(Data excerpts)
━━━━

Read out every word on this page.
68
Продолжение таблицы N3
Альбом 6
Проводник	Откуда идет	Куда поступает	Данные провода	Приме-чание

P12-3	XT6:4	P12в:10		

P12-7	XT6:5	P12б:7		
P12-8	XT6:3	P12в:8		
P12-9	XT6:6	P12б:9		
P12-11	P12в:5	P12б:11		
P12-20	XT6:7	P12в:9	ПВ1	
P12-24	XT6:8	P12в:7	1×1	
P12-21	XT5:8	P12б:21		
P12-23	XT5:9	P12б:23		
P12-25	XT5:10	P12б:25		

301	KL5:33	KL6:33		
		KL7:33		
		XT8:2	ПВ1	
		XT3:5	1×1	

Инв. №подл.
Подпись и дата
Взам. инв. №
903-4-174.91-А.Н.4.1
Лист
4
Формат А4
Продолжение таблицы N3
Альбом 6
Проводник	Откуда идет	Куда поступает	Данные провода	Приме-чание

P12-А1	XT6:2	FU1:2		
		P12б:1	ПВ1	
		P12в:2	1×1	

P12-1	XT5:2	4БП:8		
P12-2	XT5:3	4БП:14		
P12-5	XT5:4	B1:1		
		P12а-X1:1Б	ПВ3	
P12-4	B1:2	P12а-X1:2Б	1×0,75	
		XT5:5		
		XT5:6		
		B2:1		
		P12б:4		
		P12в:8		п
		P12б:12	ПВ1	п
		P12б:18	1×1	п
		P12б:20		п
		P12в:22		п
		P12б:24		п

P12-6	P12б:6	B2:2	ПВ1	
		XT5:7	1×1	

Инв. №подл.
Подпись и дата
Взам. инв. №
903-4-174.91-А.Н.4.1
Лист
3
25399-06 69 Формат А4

━━━━

- WRITTEN EXERCISE -
Every record should be given again exactly.

- WORKED SOLUTION -
Read out every word on this page.
68
Продолжение таблицы N3
Альбом 6
Проводник	Откуда идет	Куда поступает	Данные провода	Приме-чание

P12-3	XT6:4	P12в:10		

P12-7	XT6:5	P12б:7		
P12-8	XT6:3	P12в:8		
P12-9	XT6:6	P12б:9		
P12-11	P12в:5	P12б:11		
P12-20	XT6:7	P12в:9	ПВ1	
P12-24	XT6:8	P12в:7	1×1	
P12-21	XT5:8	P12б:21		
P12-23	XT5:9	P12б:23		
P12-25	XT5:10	P12б:25		

301	KL5:33	KL6:33		
		KL7:33		
		XT8:2	ПВ1	
		XT3:5	1×1	

Инв. №подл.
Подпись и дата
Взам. инв. №
903-4-174.91-А.Н.4.1
Лист
4
Формат А4
Продолжение таблицы N3
Альбом 6
Проводник	Откуда идет	Куда поступает	Данные провода	Приме-чание

P12-А1	XT6:2	FU1:2		
		P12б:1	ПВ1	
		P12в:2	1×1	

P12-1	XT5:2	4БП:8		
P12-2	XT5:3	4БП:14		
P12-5	XT5:4	B1:1		
		P12а-X1:1Б	ПВ3	
P12-4	B1:2	P12а-X1:2Б	1×0,75	
		XT5:5		
		XT5:6		
		B2:1		
		P12б:4		
		P12в:8		п
		P12б:12	ПВ1	п
		P12б:18	1×1	п
		P12б:20		п
		P12в:22		п
		P12б:24		п

P12-6	P12б:6	B2:2	ПВ1	
		XT5:7	1×1	

Инв. №подл.
Подпись и дата
Взам. инв. №
903-4-174.91-А.Н.4.1
Лист
3
25399-06 69 Формат А4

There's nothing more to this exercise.